**Exercise goal**. Find the word "hangup" in the data. Return every line where it appears.

======== Records provided ========

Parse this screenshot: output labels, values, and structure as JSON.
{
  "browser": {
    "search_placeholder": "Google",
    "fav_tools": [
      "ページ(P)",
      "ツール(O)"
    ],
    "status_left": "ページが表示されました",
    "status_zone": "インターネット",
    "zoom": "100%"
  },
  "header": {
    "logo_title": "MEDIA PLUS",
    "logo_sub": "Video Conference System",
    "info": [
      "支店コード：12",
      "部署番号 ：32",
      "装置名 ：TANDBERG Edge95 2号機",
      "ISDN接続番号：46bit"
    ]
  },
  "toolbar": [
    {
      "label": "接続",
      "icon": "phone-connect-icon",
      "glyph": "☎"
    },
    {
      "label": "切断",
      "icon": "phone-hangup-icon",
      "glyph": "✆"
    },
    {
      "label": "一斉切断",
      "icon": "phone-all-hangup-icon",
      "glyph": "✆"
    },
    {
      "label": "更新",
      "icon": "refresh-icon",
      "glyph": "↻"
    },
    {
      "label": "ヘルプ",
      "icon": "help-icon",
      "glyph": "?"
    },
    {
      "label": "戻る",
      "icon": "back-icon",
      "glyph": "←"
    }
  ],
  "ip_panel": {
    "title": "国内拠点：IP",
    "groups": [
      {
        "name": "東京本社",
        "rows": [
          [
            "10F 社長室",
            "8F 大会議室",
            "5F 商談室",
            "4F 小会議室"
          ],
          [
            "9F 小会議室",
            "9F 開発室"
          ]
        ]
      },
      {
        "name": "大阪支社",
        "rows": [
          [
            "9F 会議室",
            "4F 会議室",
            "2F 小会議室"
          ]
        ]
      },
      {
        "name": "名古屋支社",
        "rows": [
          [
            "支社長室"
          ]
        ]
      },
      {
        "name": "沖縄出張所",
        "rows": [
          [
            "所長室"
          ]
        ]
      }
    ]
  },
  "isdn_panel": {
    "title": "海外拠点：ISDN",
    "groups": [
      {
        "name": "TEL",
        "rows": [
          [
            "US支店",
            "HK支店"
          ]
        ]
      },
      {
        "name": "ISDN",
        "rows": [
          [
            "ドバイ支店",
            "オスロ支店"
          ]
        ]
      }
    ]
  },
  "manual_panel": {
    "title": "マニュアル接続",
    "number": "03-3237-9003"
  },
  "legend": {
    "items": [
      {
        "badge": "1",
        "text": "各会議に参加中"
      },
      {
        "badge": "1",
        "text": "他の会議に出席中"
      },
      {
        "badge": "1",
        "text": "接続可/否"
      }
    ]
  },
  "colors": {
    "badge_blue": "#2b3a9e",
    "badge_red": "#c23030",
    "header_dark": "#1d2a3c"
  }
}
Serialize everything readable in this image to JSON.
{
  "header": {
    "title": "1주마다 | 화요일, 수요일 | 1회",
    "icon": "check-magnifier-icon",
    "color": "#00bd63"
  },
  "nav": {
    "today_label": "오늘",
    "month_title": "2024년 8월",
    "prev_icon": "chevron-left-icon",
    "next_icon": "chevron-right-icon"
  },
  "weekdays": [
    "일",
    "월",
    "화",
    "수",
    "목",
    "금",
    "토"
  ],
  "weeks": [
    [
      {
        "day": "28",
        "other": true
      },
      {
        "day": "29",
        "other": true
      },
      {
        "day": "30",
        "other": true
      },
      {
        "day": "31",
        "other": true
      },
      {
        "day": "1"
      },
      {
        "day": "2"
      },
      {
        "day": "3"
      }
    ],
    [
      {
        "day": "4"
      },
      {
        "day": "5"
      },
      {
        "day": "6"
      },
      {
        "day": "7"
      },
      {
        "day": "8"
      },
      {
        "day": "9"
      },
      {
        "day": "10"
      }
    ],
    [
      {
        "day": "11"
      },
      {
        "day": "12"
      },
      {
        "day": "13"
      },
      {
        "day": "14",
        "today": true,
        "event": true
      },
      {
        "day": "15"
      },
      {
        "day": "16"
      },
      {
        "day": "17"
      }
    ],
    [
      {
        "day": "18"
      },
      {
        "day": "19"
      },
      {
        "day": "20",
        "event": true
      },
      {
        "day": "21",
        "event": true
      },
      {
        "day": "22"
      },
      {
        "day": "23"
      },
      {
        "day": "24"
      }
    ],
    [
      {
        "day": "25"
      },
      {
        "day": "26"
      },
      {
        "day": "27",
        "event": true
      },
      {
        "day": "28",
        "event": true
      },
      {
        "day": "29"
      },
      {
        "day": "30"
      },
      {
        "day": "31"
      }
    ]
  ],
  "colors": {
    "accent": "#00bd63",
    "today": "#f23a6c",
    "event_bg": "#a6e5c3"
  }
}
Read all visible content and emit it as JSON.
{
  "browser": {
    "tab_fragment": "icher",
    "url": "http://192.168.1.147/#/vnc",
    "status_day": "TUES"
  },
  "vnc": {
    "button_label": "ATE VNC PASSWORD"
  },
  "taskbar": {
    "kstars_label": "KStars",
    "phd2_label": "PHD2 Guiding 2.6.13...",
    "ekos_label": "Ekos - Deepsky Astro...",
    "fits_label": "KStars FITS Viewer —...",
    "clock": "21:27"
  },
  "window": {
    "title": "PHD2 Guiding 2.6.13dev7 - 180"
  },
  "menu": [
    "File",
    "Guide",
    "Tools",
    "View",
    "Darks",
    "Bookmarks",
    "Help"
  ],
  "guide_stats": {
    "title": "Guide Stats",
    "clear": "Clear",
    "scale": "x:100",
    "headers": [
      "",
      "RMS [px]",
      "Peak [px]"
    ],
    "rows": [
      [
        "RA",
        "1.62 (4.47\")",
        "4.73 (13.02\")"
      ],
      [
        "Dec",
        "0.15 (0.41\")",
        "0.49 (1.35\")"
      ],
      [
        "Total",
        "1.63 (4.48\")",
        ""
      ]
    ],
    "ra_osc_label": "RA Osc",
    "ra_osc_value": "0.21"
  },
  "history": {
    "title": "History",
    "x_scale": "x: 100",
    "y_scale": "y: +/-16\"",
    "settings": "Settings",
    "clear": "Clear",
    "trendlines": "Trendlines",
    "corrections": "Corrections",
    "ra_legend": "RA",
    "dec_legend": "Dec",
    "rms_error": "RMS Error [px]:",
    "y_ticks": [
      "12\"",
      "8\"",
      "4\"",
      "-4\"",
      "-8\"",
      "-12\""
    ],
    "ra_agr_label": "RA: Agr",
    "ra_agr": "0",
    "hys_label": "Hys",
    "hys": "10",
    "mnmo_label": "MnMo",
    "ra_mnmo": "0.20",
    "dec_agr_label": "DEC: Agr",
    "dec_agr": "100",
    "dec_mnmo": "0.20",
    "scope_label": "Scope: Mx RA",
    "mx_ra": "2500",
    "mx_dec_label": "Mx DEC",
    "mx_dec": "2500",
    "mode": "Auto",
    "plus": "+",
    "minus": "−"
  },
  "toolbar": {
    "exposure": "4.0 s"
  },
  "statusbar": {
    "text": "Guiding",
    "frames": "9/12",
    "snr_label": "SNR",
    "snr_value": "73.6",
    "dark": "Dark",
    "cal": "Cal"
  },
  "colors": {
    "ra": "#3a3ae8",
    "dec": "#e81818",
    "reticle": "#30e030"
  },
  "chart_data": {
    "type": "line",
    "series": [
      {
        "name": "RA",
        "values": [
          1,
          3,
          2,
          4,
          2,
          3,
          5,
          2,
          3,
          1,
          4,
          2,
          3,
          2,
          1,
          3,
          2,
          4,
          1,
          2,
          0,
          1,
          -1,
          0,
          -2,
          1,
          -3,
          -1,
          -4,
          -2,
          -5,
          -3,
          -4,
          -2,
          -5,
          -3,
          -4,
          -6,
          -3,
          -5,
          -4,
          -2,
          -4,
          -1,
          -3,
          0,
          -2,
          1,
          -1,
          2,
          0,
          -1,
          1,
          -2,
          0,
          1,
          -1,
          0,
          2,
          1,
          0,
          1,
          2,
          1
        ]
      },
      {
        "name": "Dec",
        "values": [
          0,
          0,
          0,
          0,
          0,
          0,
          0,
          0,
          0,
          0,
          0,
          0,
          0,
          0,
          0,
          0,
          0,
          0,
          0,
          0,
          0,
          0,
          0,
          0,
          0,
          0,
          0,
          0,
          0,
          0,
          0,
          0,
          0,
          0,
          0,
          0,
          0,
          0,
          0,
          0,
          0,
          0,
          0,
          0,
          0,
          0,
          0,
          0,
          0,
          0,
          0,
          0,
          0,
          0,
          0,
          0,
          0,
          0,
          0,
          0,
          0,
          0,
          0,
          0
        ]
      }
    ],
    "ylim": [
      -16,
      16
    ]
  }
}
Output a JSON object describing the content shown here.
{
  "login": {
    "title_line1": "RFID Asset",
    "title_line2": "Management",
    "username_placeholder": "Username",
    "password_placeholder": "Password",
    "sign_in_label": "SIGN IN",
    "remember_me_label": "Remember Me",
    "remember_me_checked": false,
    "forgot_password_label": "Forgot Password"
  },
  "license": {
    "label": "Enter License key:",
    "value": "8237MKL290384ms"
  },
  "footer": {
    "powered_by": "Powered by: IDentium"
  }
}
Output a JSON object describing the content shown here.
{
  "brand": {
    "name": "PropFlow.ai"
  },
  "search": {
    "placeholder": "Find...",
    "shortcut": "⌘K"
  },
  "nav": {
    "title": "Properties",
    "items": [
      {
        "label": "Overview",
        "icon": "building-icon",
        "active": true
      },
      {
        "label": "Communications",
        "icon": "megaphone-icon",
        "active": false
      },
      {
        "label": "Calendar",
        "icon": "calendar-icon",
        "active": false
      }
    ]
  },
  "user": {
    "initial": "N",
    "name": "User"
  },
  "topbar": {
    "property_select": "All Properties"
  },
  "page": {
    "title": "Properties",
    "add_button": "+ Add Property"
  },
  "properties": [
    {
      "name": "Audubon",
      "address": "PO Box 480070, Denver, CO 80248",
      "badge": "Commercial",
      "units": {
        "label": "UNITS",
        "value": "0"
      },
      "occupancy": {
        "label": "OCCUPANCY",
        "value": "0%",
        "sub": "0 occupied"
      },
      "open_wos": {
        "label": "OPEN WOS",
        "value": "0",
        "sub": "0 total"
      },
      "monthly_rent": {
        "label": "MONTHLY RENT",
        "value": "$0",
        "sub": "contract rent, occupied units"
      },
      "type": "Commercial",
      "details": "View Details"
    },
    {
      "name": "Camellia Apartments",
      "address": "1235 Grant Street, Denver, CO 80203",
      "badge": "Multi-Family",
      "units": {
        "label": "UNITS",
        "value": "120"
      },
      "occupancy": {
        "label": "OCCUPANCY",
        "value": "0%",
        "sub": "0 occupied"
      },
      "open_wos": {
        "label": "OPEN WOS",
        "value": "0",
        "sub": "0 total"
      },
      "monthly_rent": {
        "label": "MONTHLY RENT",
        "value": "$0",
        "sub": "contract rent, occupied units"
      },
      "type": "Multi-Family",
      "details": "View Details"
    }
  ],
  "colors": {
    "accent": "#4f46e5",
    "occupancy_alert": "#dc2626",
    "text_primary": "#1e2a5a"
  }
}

========

**Result for this exercise**.
      "icon": "phone-hangup-icon",
      "icon": "phone-all-hangup-icon",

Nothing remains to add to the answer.